───── Stored records
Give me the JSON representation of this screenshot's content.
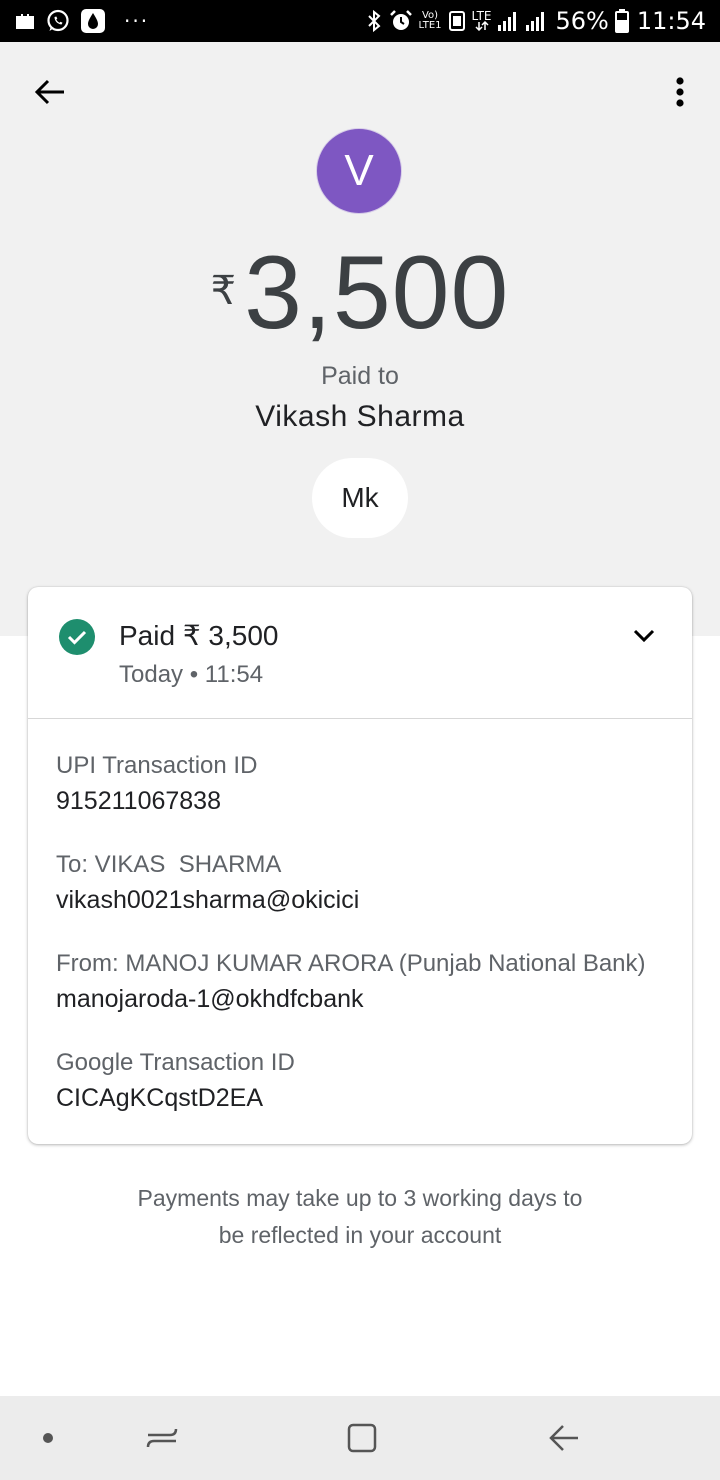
{
  "status_bar": {
    "battery_percent": "56%",
    "time": "11:54",
    "dots": "···",
    "volte_top": "Vo)",
    "volte_bottom": "LTE1",
    "lte": "LTE"
  },
  "header": {
    "avatar_letter": "V",
    "avatar_color": "#7e57c2"
  },
  "payment": {
    "currency_symbol": "₹",
    "amount": "3,500",
    "paid_to_label": "Paid to",
    "payee_name": "Vikash Sharma",
    "note": "Mk"
  },
  "card": {
    "status_title": "Paid ₹ 3,500",
    "status_time": "Today • 11:54",
    "status_color": "#1e8e6e",
    "details": [
      {
        "label": "UPI Transaction ID",
        "value": "915211067838"
      },
      {
        "label": "To: VIKAS  SHARMA",
        "value": "vikash0021sharma@okicici"
      },
      {
        "label": "From: MANOJ KUMAR ARORA (Punjab National Bank)",
        "value": "manojaroda-1@okhdfcbank"
      },
      {
        "label": "Google Transaction ID",
        "value": "CICAgKCqstD2EA"
      }
    ]
  },
  "footer": {
    "line1": "Payments may take up to 3 working days to",
    "line2": "be reflected in your account"
  }
}
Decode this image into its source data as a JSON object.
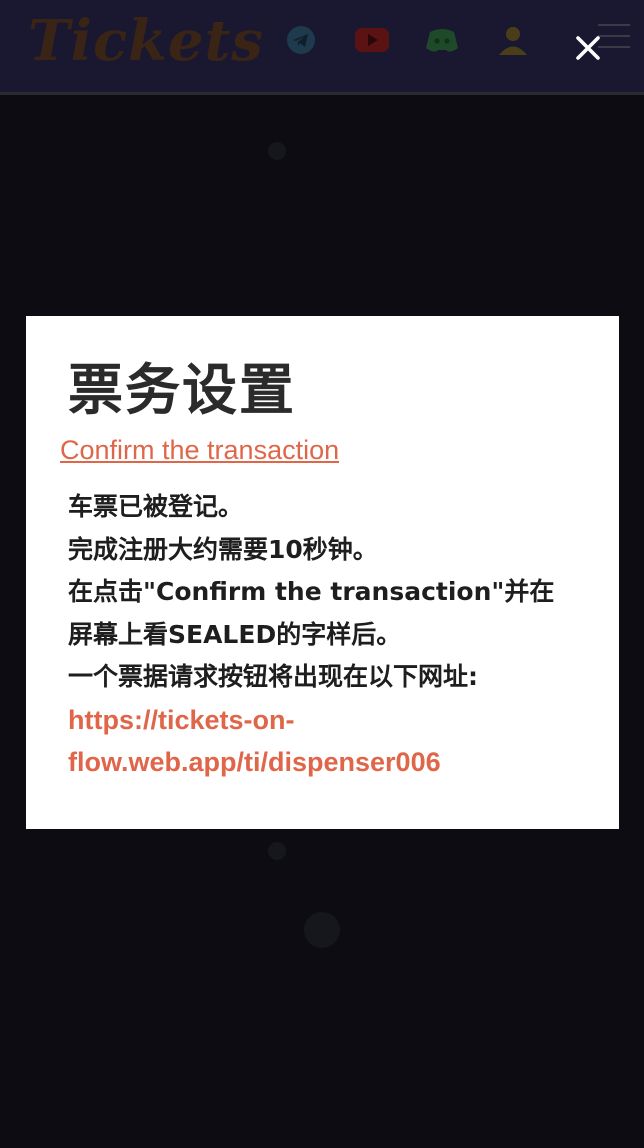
{
  "header": {
    "logo_text": "Tickets",
    "icons": [
      "telegram-icon",
      "youtube-icon",
      "discord-icon",
      "user-icon",
      "menu-icon"
    ]
  },
  "modal": {
    "title": "票务设置",
    "confirm_link": "Confirm the transaction",
    "body_lines": [
      "车票已被登记。",
      "完成注册大约需要10秒钟。",
      "在点击\"Confirm the transaction\"并在",
      "屏幕上看SEALED的字样后。",
      "一个票据请求按钮将出现在以下网址:"
    ],
    "url_lines": [
      "https://tickets-on-",
      "flow.web.app/ti/dispenser006"
    ],
    "close_symbol": "×"
  },
  "colors": {
    "accent": "#e0664a",
    "header_bg": "#1a1830",
    "page_bg": "#0c0c12",
    "modal_bg": "#ffffff"
  }
}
──────────
#### Goal
Do not copy the pictures, but repeat every line exactly.

#### Full answer
Give me the JSON representation of this screenshot's content.
{
  "status_bar": {
    "battery_percent": "56%",
    "time": "11:54",
    "dots": "···",
    "volte_top": "Vo)",
    "volte_bottom": "LTE1",
    "lte": "LTE"
  },
  "header": {
    "avatar_letter": "V",
    "avatar_color": "#7e57c2"
  },
  "payment": {
    "currency_symbol": "₹",
    "amount": "3,500",
    "paid_to_label": "Paid to",
    "payee_name": "Vikash Sharma",
    "note": "Mk"
  },
  "card": {
    "status_title": "Paid ₹ 3,500",
    "status_time": "Today • 11:54",
    "status_color": "#1e8e6e",
    "details": [
      {
        "label": "UPI Transaction ID",
        "value": "915211067838"
      },
      {
        "label": "To: VIKAS  SHARMA",
        "value": "vikash0021sharma@okicici"
      },
      {
        "label": "From: MANOJ KUMAR ARORA (Punjab National Bank)",
        "value": "manojaroda-1@okhdfcbank"
      },
      {
        "label": "Google Transaction ID",
        "value": "CICAgKCqstD2EA"
      }
    ]
  },
  "footer": {
    "line1": "Payments may take up to 3 working days to",
    "line2": "be reflected in your account"
  }
}
Decode this image into its source data as a JSON object.
{
  "header": {
    "logo_text": "Tickets",
    "icons": [
      "telegram-icon",
      "youtube-icon",
      "discord-icon",
      "user-icon",
      "menu-icon"
    ]
  },
  "modal": {
    "title": "票务设置",
    "confirm_link": "Confirm the transaction",
    "body_lines": [
      "车票已被登记。",
      "完成注册大约需要10秒钟。",
      "在点击\"Confirm the transaction\"并在",
      "屏幕上看SEALED的字样后。",
      "一个票据请求按钮将出现在以下网址:"
    ],
    "url_lines": [
      "https://tickets-on-",
      "flow.web.app/ti/dispenser006"
    ],
    "close_symbol": "×"
  },
  "colors": {
    "accent": "#e0664a",
    "header_bg": "#1a1830",
    "page_bg": "#0c0c12",
    "modal_bg": "#ffffff"
  }
}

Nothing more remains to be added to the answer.